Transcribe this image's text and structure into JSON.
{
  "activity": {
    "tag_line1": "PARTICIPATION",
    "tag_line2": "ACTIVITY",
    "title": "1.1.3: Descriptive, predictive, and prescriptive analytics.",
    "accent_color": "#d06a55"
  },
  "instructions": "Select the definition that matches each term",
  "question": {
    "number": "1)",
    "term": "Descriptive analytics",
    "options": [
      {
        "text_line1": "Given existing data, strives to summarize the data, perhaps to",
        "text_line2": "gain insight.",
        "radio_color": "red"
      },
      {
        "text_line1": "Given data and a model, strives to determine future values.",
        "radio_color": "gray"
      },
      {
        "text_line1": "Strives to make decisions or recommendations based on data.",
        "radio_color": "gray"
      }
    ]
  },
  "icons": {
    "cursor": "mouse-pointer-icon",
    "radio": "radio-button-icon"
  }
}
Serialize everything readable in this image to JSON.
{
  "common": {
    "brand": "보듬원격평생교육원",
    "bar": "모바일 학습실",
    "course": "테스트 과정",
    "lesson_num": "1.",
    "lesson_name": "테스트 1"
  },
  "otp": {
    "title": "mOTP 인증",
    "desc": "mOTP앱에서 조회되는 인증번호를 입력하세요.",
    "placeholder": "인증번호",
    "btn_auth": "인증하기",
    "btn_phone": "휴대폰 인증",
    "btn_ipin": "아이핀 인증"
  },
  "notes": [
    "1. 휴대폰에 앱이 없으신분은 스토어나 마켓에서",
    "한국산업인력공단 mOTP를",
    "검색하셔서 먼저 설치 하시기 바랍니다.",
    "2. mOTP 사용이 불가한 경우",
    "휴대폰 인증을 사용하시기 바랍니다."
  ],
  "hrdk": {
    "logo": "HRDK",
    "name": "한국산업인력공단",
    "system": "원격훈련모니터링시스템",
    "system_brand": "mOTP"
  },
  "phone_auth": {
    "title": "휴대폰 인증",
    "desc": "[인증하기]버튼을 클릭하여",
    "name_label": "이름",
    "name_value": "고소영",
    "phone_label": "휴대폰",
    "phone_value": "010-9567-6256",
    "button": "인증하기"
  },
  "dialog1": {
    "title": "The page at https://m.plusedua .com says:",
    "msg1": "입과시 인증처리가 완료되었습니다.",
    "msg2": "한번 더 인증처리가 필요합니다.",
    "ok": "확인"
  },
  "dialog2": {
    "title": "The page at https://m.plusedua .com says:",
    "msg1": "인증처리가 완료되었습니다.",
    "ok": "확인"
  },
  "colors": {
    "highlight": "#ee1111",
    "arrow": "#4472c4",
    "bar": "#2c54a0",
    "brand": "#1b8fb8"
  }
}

####################

Say how many lines in the records contain the string "button", and say nothing else.

Task answer
2